Print the whole listing exactly.
============
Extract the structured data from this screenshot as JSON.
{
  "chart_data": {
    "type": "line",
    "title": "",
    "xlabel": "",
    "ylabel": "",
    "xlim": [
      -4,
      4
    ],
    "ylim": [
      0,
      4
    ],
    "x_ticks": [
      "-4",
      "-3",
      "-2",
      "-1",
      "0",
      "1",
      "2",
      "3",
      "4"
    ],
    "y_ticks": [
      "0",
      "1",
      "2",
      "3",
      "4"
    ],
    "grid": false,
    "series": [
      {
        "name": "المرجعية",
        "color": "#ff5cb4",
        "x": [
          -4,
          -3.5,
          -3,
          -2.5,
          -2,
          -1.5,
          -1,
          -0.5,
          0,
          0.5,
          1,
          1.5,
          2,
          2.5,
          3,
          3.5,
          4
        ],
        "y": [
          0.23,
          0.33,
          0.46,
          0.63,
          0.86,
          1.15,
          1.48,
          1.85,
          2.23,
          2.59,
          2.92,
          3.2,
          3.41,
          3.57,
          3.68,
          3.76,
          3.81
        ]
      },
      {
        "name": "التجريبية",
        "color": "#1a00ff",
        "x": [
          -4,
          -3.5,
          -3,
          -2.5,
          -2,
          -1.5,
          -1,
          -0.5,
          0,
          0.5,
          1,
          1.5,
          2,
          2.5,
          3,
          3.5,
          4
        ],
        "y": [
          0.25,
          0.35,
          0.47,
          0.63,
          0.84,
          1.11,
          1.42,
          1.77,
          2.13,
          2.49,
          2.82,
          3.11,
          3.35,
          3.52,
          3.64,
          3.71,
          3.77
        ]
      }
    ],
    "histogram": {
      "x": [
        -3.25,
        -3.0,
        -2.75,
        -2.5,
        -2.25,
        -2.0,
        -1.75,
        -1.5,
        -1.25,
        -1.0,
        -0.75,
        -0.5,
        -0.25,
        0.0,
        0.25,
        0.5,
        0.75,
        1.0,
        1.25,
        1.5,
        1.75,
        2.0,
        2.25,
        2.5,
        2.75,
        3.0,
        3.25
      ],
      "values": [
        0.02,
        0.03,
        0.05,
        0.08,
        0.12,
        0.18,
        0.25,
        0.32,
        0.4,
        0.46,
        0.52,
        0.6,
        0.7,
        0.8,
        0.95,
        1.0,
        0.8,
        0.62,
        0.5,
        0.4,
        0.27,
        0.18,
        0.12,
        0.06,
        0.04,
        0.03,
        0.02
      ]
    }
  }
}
============
• [SOLUTION FOR THIS EXERCISE]:
Extract the structured data from this screenshot as JSON.
{
  "chart_data": {
    "type": "line",
    "title": "",
    "xlabel": "",
    "ylabel": "",
    "xlim": [
      -4,
      4
    ],
    "ylim": [
      0,
      4
    ],
    "x_ticks": [
      "-4",
      "-3",
      "-2",
      "-1",
      "0",
      "1",
      "2",
      "3",
      "4"
    ],
    "y_ticks": [
      "0",
      "1",
      "2",
      "3",
      "4"
    ],
    "grid": false,
    "series": [
      {
        "name": "المرجعية",
        "color": "#ff5cb4",
        "x": [
          -4,
          -3.5,
          -3,
          -2.5,
          -2,
          -1.5,
          -1,
          -0.5,
          0,
          0.5,
          1,
          1.5,
          2,
          2.5,
          3,
          3.5,
          4
        ],
        "y": [
          0.23,
          0.33,
          0.46,
          0.63,
          0.86,
          1.15,
          1.48,
          1.85,
          2.23,
          2.59,
          2.92,
          3.2,
          3.41,
          3.57,
          3.68,
          3.76,
          3.81
        ]
      },
      {
        "name": "التجريبية",
        "color": "#1a00ff",
        "x": [
          -4,
          -3.5,
          -3,
          -2.5,
          -2,
          -1.5,
          -1,
          -0.5,
          0,
          0.5,
          1,
          1.5,
          2,
          2.5,
          3,
          3.5,
          4
        ],
        "y": [
          0.25,
          0.35,
          0.47,
          0.63,
          0.84,
          1.11,
          1.42,
          1.77,
          2.13,
          2.49,
          2.82,
          3.11,
          3.35,
          3.52,
          3.64,
          3.71,
          3.77
        ]
      }
    ],
    "histogram": {
      "x": [
        -3.25,
        -3.0,
        -2.75,
        -2.5,
        -2.25,
        -2.0,
        -1.75,
        -1.5,
        -1.25,
        -1.0,
        -0.75,
        -0.5,
        -0.25,
        0.0,
        0.25,
        0.5,
        0.75,
        1.0,
        1.25,
        1.5,
        1.75,
        2.0,
        2.25,
        2.5,
        2.75,
        3.0,
        3.25
      ],
      "values": [
        0.02,
        0.03,
        0.05,
        0.08,
        0.12,
        0.18,
        0.25,
        0.32,
        0.4,
        0.46,
        0.52,
        0.6,
        0.7,
        0.8,
        0.95,
        1.0,
        0.8,
        0.62,
        0.5,
        0.4,
        0.27,
        0.18,
        0.12,
        0.06,
        0.04,
        0.03,
        0.02
      ]
    }
  }
}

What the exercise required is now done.